> [Directive]:
Tally up the lines that include "个人中心" and state that number by itself.

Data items
— start —

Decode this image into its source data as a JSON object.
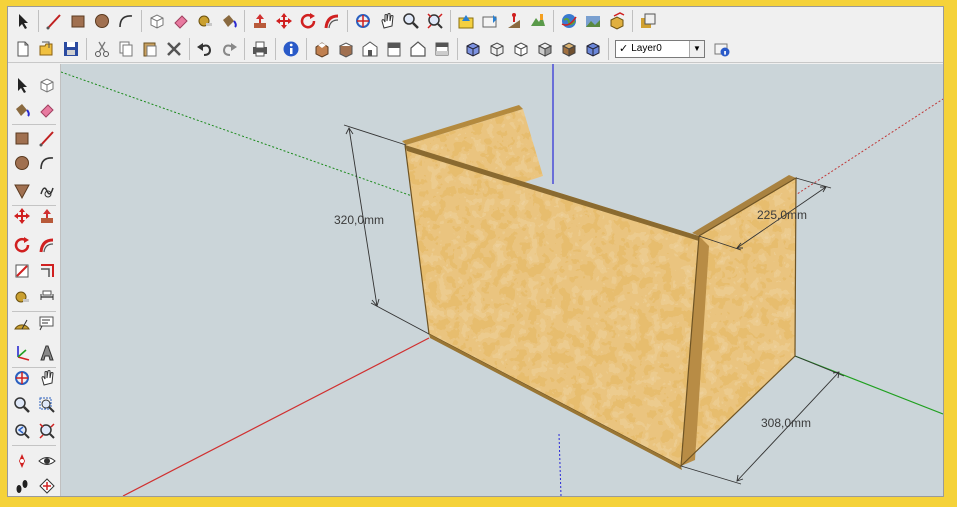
{
  "toolbar": {
    "row1_icons": [
      "select-icon",
      "line-icon",
      "rectangle-icon",
      "circle-icon",
      "arc-icon",
      "make-component-icon",
      "eraser-icon",
      "tape-measure-icon",
      "paint-bucket-icon",
      "push-pull-icon",
      "move-icon",
      "rotate-icon",
      "follow-me-icon",
      "orbit-icon",
      "pan-icon",
      "zoom-icon",
      "zoom-extents-icon",
      "get-models-icon",
      "share-model-icon",
      "add-location-icon",
      "toggle-terrain-icon",
      "preview-google-earth-icon",
      "get-photo-texture-icon",
      "components-icon",
      "styles-icon"
    ],
    "row2_icons": [
      "new-icon",
      "open-icon",
      "save-icon",
      "cut-icon",
      "copy-icon",
      "paste-icon",
      "delete-icon",
      "undo-icon",
      "redo-icon",
      "print-icon",
      "model-info-icon",
      "iso-view-icon",
      "top-view-icon",
      "front-view-icon",
      "right-view-icon",
      "back-view-icon",
      "left-view-icon",
      "xray-icon",
      "wireframe-icon",
      "hidden-line-icon",
      "shaded-icon",
      "shaded-texture-icon",
      "monochrome-icon",
      "layer-manager-icon"
    ]
  },
  "layer": {
    "current": "Layer0",
    "check": "✓",
    "arrow": "▼"
  },
  "left_toolbar_icons": [
    "select-icon",
    "make-component-icon",
    "paint-bucket-icon",
    "eraser-icon",
    "rectangle-icon",
    "line-icon",
    "circle-icon",
    "arc-icon",
    "polygon-icon",
    "freehand-icon",
    "move-icon",
    "push-pull-icon",
    "rotate-icon",
    "follow-me-icon",
    "scale-icon",
    "offset-icon",
    "tape-measure-icon",
    "dimension-icon",
    "protractor-icon",
    "text-icon",
    "axes-icon",
    "3d-text-icon",
    "orbit-icon",
    "pan-icon",
    "zoom-icon",
    "zoom-window-icon",
    "previous-view-icon",
    "zoom-extents-icon",
    "position-camera-icon",
    "look-around-icon",
    "walk-icon",
    "section-plane-icon"
  ],
  "dimensions": {
    "height": "320,0mm",
    "depth_top": "225,0mm",
    "depth_bottom": "308,0mm"
  },
  "colors": {
    "sky": "#cbd5d9",
    "board": "#d3a34e",
    "board_edge": "#8a6a30",
    "axis_red": "#d03030",
    "axis_green": "#20a020",
    "axis_blue": "#3030d0",
    "frame": "#f5d23a"
  }
}
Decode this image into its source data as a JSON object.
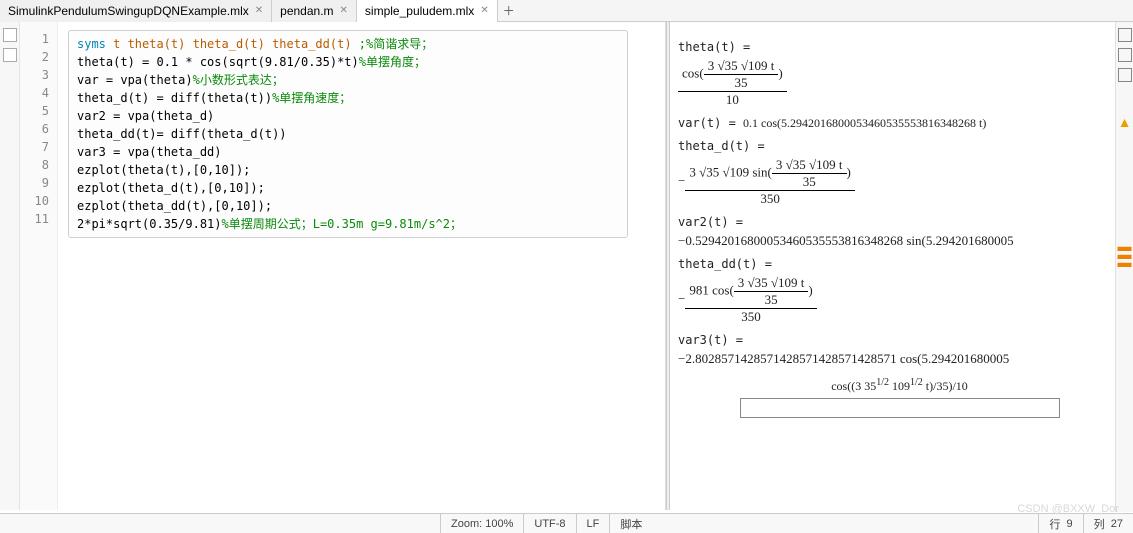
{
  "tabs": [
    {
      "label": "SimulinkPendulumSwingupDQNExample.mlx",
      "active": false
    },
    {
      "label": "pendan.m",
      "active": false
    },
    {
      "label": "simple_puludem.mlx",
      "active": true
    }
  ],
  "gutter": [
    "1",
    "2",
    "3",
    "4",
    "5",
    "6",
    "7",
    "8",
    "9",
    "10",
    "11"
  ],
  "code": {
    "l1_kw": "syms",
    "l1_ids": " t theta(t) theta_d(t) theta_dd(t) ",
    "l1_com": ";%简谐求导；",
    "l2": "theta(t) = 0.1 * cos(sqrt(9.81/0.35)*t)",
    "l2_com": "%单摆角度；",
    "l3": "var = vpa(theta)",
    "l3_com": "%小数形式表达；",
    "l4": "theta_d(t) = diff(theta(t))",
    "l4_com": "%单摆角速度；",
    "l5": "var2 = vpa(theta_d)",
    "l6": "theta_dd(t)= diff(theta_d(t))",
    "l7": "var3 = vpa(theta_dd)",
    "l8": "ezplot(theta(t),[0,10]);",
    "l9": "ezplot(theta_d(t),[0,10]);",
    "l10": "ezplot(theta_dd(t),[0,10]);",
    "l11": "2*pi*sqrt(0.35/9.81)",
    "l11_com": "%单摆周期公式；L=0.35m g=9.81m/s^2；"
  },
  "output": {
    "theta_label": "theta(t) =",
    "theta_num_inner": "3 √35  √109 t",
    "theta_num_den": "35",
    "theta_outer_den": "10",
    "theta_cos": "cos",
    "var_label": "var(t) = ",
    "var_val": " 0.1 cos(5.2942016800053460535553816348268 t)",
    "thetad_label": "theta_d(t) =",
    "td_pre": "3 √35  √109 sin",
    "td_inner_num": "3 √35  √109 t",
    "td_inner_den": "35",
    "td_outer_den": "350",
    "td_neg": "−",
    "var2_label": "var2(t) =",
    "var2_val": "−0.52942016800053460535553816348268 sin(5.294201680005",
    "thetadd_label": "theta_dd(t) =",
    "tdd_pre": "981 cos",
    "tdd_inner_num": "3 √35  √109 t",
    "tdd_inner_den": "35",
    "tdd_outer_den": "350",
    "tdd_neg": "−",
    "var3_label": "var3(t) =",
    "var3_val": "−2.8028571428571428571428571428571 cos(5.294201680005",
    "plot_title": "cos((3 35",
    "plot_title_sup1": "1/2",
    "plot_title_mid": " 109",
    "plot_title_sup2": "1/2",
    "plot_title_end": " t)/35)/10"
  },
  "status": {
    "zoom": "Zoom: 100%",
    "enc": "UTF-8",
    "lf": "LF",
    "script": "脚本",
    "row_lbl": "行",
    "row": "9",
    "col_lbl": "列",
    "col": "27"
  },
  "watermark": "CSDN @BXXW_Dor"
}
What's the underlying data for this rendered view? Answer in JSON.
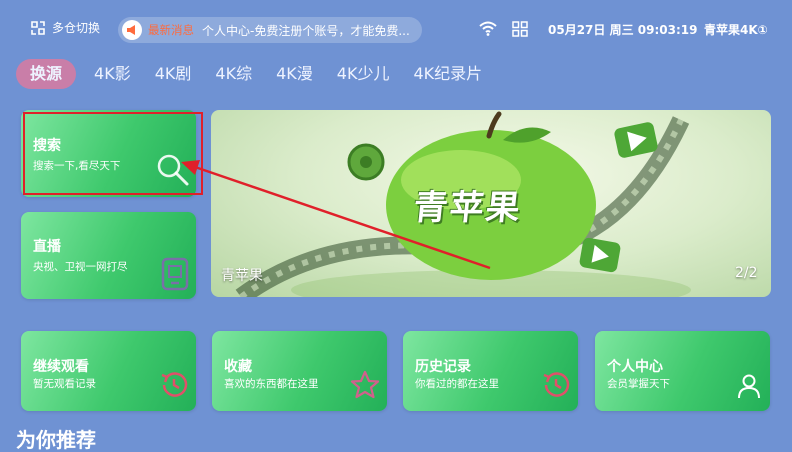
{
  "topbar": {
    "switch_label": "多仓切换",
    "news_tag": "最新消息",
    "news_text": "个人中心-免费注册个账号，才能免费...",
    "datetime": "05月27日 周三 09:03:19",
    "app_name": "青苹果4K①"
  },
  "tabs": [
    {
      "label": "换源"
    },
    {
      "label": "4K影"
    },
    {
      "label": "4K剧"
    },
    {
      "label": "4K综"
    },
    {
      "label": "4K漫"
    },
    {
      "label": "4K少儿"
    },
    {
      "label": "4K纪录片"
    }
  ],
  "search_card": {
    "title": "搜索",
    "subtitle": "搜索一下,看尽天下"
  },
  "live_card": {
    "title": "直播",
    "subtitle": "央视、卫视一网打尽"
  },
  "banner": {
    "logo_text": "青苹果",
    "caption": "青苹果",
    "page_indicator": "2/2"
  },
  "bottom_cards": [
    {
      "title": "继续观看",
      "subtitle": "暂无观看记录"
    },
    {
      "title": "收藏",
      "subtitle": "喜欢的东西都在这里"
    },
    {
      "title": "历史记录",
      "subtitle": "你看过的都在这里"
    },
    {
      "title": "个人中心",
      "subtitle": "会员掌握天下"
    }
  ],
  "section_title": "为你推荐",
  "colors": {
    "background": "#6f92d3",
    "card_green": "#3fc96d",
    "active_tab": "#c97ea8",
    "annotation_red": "#e0202a",
    "news_tag": "#ff6b3d"
  }
}
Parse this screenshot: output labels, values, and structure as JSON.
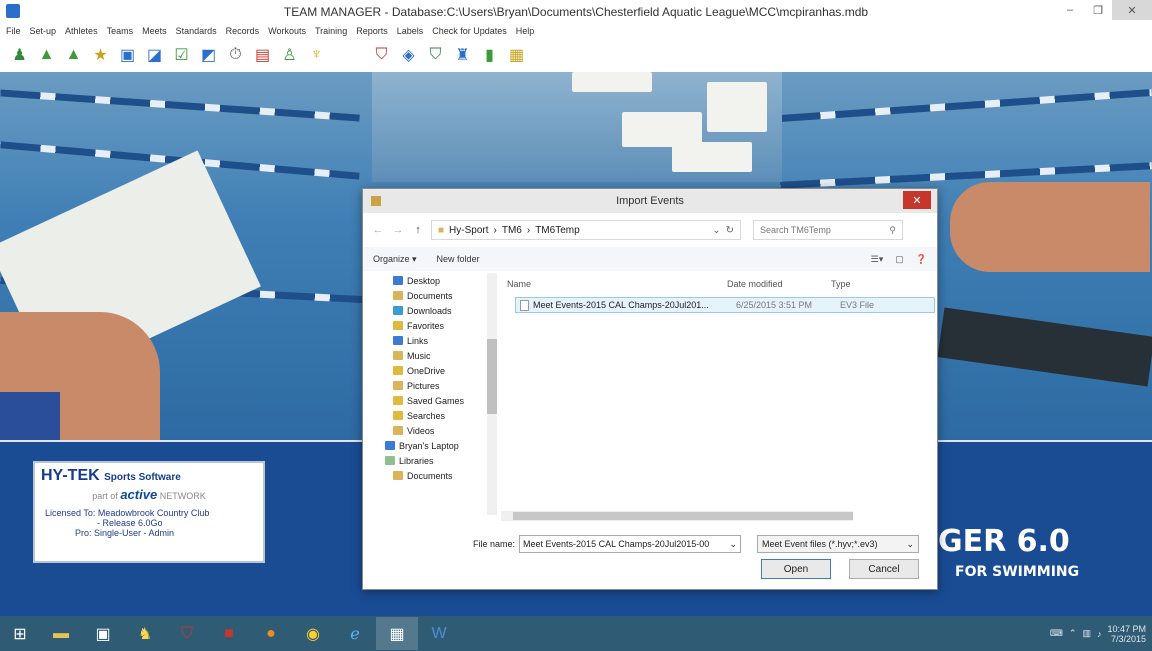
{
  "window": {
    "title": "TEAM MANAGER - Database:C:\\Users\\Bryan\\Documents\\Chesterfield Aquatic League\\MCC\\mcpiranhas.mdb"
  },
  "menu": [
    "File",
    "Set-up",
    "Athletes",
    "Teams",
    "Meets",
    "Standards",
    "Records",
    "Workouts",
    "Training",
    "Reports",
    "Labels",
    "Check for Updates",
    "Help"
  ],
  "toolbar_icons": [
    "athlete-icon",
    "team-add-icon",
    "team-icon",
    "star-icon",
    "meet-icon",
    "import-icon",
    "check-icon",
    "export-icon",
    "stopwatch-icon",
    "report-icon",
    "relay-icon",
    "trophy-icon",
    "shield-icon",
    "map-icon",
    "shield2-icon",
    "group-icon",
    "tool-icon",
    "help-icon"
  ],
  "license": {
    "brand": "HY-TEK",
    "brand_sub": "Sports Software",
    "part_of": "part of",
    "active": "active",
    "network": "NETWORK",
    "line1": "Licensed To:  Meadowbrook Country Club",
    "line2": "- Release 6.0Go",
    "line3": "Pro:  Single-User - Admin"
  },
  "splash": {
    "title": "GER 6.0",
    "subtitle": "FOR SWIMMING"
  },
  "dialog": {
    "title": "Import Events",
    "path": [
      "Hy-Sport",
      "TM6",
      "TM6Temp"
    ],
    "search_placeholder": "Search TM6Temp",
    "organize": "Organize ▾",
    "new_folder": "New folder",
    "nav": [
      {
        "label": "Desktop",
        "color": "#3a7bd5"
      },
      {
        "label": "Documents",
        "color": "#d8b45a"
      },
      {
        "label": "Downloads",
        "color": "#3a9bd5"
      },
      {
        "label": "Favorites",
        "color": "#e0b93f"
      },
      {
        "label": "Links",
        "color": "#3a7bd5"
      },
      {
        "label": "Music",
        "color": "#d8b45a"
      },
      {
        "label": "OneDrive",
        "color": "#e0b93f"
      },
      {
        "label": "Pictures",
        "color": "#d8b45a"
      },
      {
        "label": "Saved Games",
        "color": "#e0b93f"
      },
      {
        "label": "Searches",
        "color": "#e0b93f"
      },
      {
        "label": "Videos",
        "color": "#d8b45a"
      },
      {
        "label": "Bryan's Laptop",
        "color": "#3a7bd5"
      },
      {
        "label": "Libraries",
        "color": "#8fbf8f"
      },
      {
        "label": "Documents",
        "color": "#d8b45a"
      }
    ],
    "columns": {
      "name": "Name",
      "date": "Date modified",
      "type": "Type"
    },
    "file": {
      "name": "Meet Events-2015 CAL Champs-20Jul201...",
      "date": "6/25/2015 3:51 PM",
      "type": "EV3 File"
    },
    "filename_label": "File name:",
    "filename_value": "Meet Events-2015 CAL Champs-20Jul2015-00",
    "filetype": "Meet Event files (*.hyv;*.ev3)",
    "open": "Open",
    "cancel": "Cancel"
  },
  "taskbar": {
    "time": "10:47 PM",
    "date": "7/3/2015"
  }
}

— end —

> [Full solution]:
2